### [REQUIREMENTS]
Give back the whole listing exactly as shown.

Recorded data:
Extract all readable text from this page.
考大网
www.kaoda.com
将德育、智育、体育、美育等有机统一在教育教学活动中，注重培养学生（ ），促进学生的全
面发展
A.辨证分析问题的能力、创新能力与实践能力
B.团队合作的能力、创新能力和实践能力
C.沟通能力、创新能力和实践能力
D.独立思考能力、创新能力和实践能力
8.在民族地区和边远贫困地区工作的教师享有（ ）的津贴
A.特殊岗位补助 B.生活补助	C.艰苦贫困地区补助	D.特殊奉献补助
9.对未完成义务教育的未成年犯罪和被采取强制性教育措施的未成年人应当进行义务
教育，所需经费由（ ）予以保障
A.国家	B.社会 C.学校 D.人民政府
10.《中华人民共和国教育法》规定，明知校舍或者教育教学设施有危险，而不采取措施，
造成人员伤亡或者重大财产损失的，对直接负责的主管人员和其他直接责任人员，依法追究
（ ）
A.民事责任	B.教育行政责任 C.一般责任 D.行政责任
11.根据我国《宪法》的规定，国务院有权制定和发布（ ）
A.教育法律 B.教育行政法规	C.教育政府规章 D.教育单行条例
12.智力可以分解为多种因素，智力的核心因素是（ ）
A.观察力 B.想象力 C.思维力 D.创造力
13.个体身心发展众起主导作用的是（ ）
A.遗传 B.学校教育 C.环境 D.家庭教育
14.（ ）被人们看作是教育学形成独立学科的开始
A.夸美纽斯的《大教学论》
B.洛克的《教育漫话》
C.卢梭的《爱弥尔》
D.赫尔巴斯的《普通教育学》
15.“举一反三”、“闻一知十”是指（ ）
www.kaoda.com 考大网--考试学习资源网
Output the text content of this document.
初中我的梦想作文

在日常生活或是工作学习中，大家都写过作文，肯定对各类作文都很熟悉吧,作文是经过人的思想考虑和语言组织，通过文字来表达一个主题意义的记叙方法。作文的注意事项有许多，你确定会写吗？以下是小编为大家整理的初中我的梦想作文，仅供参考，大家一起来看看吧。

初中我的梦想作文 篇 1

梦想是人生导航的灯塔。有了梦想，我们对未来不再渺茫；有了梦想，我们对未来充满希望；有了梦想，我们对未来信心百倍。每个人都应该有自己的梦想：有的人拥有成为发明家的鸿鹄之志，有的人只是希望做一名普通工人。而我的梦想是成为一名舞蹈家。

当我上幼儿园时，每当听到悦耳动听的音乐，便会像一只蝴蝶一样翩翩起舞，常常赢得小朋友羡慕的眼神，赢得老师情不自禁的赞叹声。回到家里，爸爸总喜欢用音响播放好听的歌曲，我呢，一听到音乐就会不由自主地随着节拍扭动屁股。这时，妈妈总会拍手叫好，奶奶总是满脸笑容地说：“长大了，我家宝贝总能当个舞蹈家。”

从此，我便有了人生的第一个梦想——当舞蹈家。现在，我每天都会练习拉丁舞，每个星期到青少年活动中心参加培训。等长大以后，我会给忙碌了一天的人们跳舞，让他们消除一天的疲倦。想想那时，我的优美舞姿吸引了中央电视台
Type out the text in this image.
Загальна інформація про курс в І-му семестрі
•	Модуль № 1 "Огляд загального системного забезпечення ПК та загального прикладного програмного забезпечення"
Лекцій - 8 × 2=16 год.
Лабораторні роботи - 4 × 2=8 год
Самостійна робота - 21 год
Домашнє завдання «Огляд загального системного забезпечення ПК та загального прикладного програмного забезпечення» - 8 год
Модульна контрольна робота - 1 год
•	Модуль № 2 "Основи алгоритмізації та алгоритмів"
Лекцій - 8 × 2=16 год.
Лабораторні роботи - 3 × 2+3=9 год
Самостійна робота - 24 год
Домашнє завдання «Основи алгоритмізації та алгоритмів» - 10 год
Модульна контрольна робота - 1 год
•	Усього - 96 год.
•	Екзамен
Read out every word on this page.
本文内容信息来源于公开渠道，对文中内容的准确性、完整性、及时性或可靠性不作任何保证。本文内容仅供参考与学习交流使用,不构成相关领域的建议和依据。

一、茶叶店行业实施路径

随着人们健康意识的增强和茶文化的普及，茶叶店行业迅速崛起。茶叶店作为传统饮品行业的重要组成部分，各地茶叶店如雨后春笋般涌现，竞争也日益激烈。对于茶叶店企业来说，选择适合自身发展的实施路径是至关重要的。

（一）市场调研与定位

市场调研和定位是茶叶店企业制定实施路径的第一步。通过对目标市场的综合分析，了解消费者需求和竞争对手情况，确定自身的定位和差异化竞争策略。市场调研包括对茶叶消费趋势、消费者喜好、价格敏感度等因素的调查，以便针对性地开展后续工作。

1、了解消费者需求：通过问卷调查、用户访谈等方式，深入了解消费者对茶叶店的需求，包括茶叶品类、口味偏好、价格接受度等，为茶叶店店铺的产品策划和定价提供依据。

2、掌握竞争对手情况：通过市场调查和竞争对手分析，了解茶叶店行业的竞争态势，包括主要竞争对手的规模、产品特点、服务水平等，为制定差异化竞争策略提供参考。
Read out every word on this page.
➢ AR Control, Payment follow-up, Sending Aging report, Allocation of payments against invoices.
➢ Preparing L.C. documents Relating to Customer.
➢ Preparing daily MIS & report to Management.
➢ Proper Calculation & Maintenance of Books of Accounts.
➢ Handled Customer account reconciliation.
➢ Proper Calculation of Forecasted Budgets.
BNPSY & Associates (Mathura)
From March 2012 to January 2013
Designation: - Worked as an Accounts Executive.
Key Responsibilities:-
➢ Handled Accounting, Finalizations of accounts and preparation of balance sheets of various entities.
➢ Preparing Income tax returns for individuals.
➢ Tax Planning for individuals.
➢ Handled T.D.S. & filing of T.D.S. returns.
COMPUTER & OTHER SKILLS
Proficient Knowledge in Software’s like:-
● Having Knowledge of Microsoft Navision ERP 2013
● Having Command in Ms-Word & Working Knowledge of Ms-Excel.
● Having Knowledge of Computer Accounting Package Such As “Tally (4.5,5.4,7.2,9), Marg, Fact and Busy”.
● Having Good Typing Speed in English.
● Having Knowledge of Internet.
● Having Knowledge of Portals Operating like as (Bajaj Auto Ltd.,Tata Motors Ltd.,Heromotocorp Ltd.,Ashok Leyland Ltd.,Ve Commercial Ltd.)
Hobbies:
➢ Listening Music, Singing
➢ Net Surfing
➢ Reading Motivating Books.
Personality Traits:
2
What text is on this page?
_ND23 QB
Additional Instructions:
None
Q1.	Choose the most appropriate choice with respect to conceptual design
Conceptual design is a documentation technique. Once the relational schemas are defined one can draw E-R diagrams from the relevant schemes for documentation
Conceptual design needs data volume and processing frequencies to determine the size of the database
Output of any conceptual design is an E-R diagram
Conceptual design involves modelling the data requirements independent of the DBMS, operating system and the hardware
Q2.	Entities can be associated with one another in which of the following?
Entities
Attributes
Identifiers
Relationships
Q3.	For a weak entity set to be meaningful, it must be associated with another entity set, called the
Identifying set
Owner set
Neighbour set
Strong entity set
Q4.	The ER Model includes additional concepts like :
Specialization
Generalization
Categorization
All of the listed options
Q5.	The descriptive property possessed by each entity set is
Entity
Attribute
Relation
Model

### [FINAL RESULT]
Extract all readable text from this page.
考大网
www.kaoda.com
将德育、智育、体育、美育等有机统一在教育教学活动中，注重培养学生（ ），促进学生的全
面发展
A.辨证分析问题的能力、创新能力与实践能力
B.团队合作的能力、创新能力和实践能力
C.沟通能力、创新能力和实践能力
D.独立思考能力、创新能力和实践能力
8.在民族地区和边远贫困地区工作的教师享有（ ）的津贴
A.特殊岗位补助 B.生活补助	C.艰苦贫困地区补助	D.特殊奉献补助
9.对未完成义务教育的未成年犯罪和被采取强制性教育措施的未成年人应当进行义务
教育，所需经费由（ ）予以保障
A.国家	B.社会 C.学校 D.人民政府
10.《中华人民共和国教育法》规定，明知校舍或者教育教学设施有危险，而不采取措施，
造成人员伤亡或者重大财产损失的，对直接负责的主管人员和其他直接责任人员，依法追究
（ ）
A.民事责任	B.教育行政责任 C.一般责任 D.行政责任
11.根据我国《宪法》的规定，国务院有权制定和发布（ ）
A.教育法律 B.教育行政法规	C.教育政府规章 D.教育单行条例
12.智力可以分解为多种因素，智力的核心因素是（ ）
A.观察力 B.想象力 C.思维力 D.创造力
13.个体身心发展众起主导作用的是（ ）
A.遗传 B.学校教育 C.环境 D.家庭教育
14.（ ）被人们看作是教育学形成独立学科的开始
A.夸美纽斯的《大教学论》
B.洛克的《教育漫话》
C.卢梭的《爱弥尔》
D.赫尔巴斯的《普通教育学》
15.“举一反三”、“闻一知十”是指（ ）
www.kaoda.com 考大网--考试学习资源网
Output the text content of this document.
初中我的梦想作文

在日常生活或是工作学习中，大家都写过作文，肯定对各类作文都很熟悉吧,作文是经过人的思想考虑和语言组织，通过文字来表达一个主题意义的记叙方法。作文的注意事项有许多，你确定会写吗？以下是小编为大家整理的初中我的梦想作文，仅供参考，大家一起来看看吧。

初中我的梦想作文 篇 1

梦想是人生导航的灯塔。有了梦想，我们对未来不再渺茫；有了梦想，我们对未来充满希望；有了梦想，我们对未来信心百倍。每个人都应该有自己的梦想：有的人拥有成为发明家的鸿鹄之志，有的人只是希望做一名普通工人。而我的梦想是成为一名舞蹈家。

当我上幼儿园时，每当听到悦耳动听的音乐，便会像一只蝴蝶一样翩翩起舞，常常赢得小朋友羡慕的眼神，赢得老师情不自禁的赞叹声。回到家里，爸爸总喜欢用音响播放好听的歌曲，我呢，一听到音乐就会不由自主地随着节拍扭动屁股。这时，妈妈总会拍手叫好，奶奶总是满脸笑容地说：“长大了，我家宝贝总能当个舞蹈家。”

从此，我便有了人生的第一个梦想——当舞蹈家。现在，我每天都会练习拉丁舞，每个星期到青少年活动中心参加培训。等长大以后，我会给忙碌了一天的人们跳舞，让他们消除一天的疲倦。想想那时，我的优美舞姿吸引了中央电视台
Type out the text in this image.
Загальна інформація про курс в І-му семестрі
•	Модуль № 1 "Огляд загального системного забезпечення ПК та загального прикладного програмного забезпечення"
Лекцій - 8 × 2=16 год.
Лабораторні роботи - 4 × 2=8 год
Самостійна робота - 21 год
Домашнє завдання «Огляд загального системного забезпечення ПК та загального прикладного програмного забезпечення» - 8 год
Модульна контрольна робота - 1 год
•	Модуль № 2 "Основи алгоритмізації та алгоритмів"
Лекцій - 8 × 2=16 год.
Лабораторні роботи - 3 × 2+3=9 год
Самостійна робота - 24 год
Домашнє завдання «Основи алгоритмізації та алгоритмів» - 10 год
Модульна контрольна робота - 1 год
•	Усього - 96 год.
•	Екзамен
Read out every word on this page.
本文内容信息来源于公开渠道，对文中内容的准确性、完整性、及时性或可靠性不作任何保证。本文内容仅供参考与学习交流使用,不构成相关领域的建议和依据。

一、茶叶店行业实施路径

随着人们健康意识的增强和茶文化的普及，茶叶店行业迅速崛起。茶叶店作为传统饮品行业的重要组成部分，各地茶叶店如雨后春笋般涌现，竞争也日益激烈。对于茶叶店企业来说，选择适合自身发展的实施路径是至关重要的。

（一）市场调研与定位

市场调研和定位是茶叶店企业制定实施路径的第一步。通过对目标市场的综合分析，了解消费者需求和竞争对手情况，确定自身的定位和差异化竞争策略。市场调研包括对茶叶消费趋势、消费者喜好、价格敏感度等因素的调查，以便针对性地开展后续工作。

1、了解消费者需求：通过问卷调查、用户访谈等方式，深入了解消费者对茶叶店的需求，包括茶叶品类、口味偏好、价格接受度等，为茶叶店店铺的产品策划和定价提供依据。

2、掌握竞争对手情况：通过市场调查和竞争对手分析，了解茶叶店行业的竞争态势，包括主要竞争对手的规模、产品特点、服务水平等，为制定差异化竞争策略提供参考。
Read out every word on this page.
➢ AR Control, Payment follow-up, Sending Aging report, Allocation of payments against invoices.
➢ Preparing L.C. documents Relating to Customer.
➢ Preparing daily MIS & report to Management.
➢ Proper Calculation & Maintenance of Books of Accounts.
➢ Handled Customer account reconciliation.
➢ Proper Calculation of Forecasted Budgets.
BNPSY & Associates (Mathura)
From March 2012 to January 2013
Designation: - Worked as an Accounts Executive.
Key Responsibilities:-
➢ Handled Accounting, Finalizations of accounts and preparation of balance sheets of various entities.
➢ Preparing Income tax returns for individuals.
➢ Tax Planning for individuals.
➢ Handled T.D.S. & filing of T.D.S. returns.
COMPUTER & OTHER SKILLS
Proficient Knowledge in Software’s like:-
● Having Knowledge of Microsoft Navision ERP 2013
● Having Command in Ms-Word & Working Knowledge of Ms-Excel.
● Having Knowledge of Computer Accounting Package Such As “Tally (4.5,5.4,7.2,9), Marg, Fact and Busy”.
● Having Good Typing Speed in English.
● Having Knowledge of Internet.
● Having Knowledge of Portals Operating like as (Bajaj Auto Ltd.,Tata Motors Ltd.,Heromotocorp Ltd.,Ashok Leyland Ltd.,Ve Commercial Ltd.)
Hobbies:
➢ Listening Music, Singing
➢ Net Surfing
➢ Reading Motivating Books.
Personality Traits:
2
What text is on this page?
_ND23 QB
Additional Instructions:
None
Q1.	Choose the most appropriate choice with respect to conceptual design
Conceptual design is a documentation technique. Once the relational schemas are defined one can draw E-R diagrams from the relevant schemes for documentation
Conceptual design needs data volume and processing frequencies to determine the size of the database
Output of any conceptual design is an E-R diagram
Conceptual design involves modelling the data requirements independent of the DBMS, operating system and the hardware
Q2.	Entities can be associated with one another in which of the following?
Entities
Attributes
Identifiers
Relationships
Q3.	For a weak entity set to be meaningful, it must be associated with another entity set, called the
Identifying set
Owner set
Neighbour set
Strong entity set
Q4.	The ER Model includes additional concepts like :
Specialization
Generalization
Categorization
All of the listed options
Q5.	The descriptive property possessed by each entity set is
Entity
Attribute
Relation
Model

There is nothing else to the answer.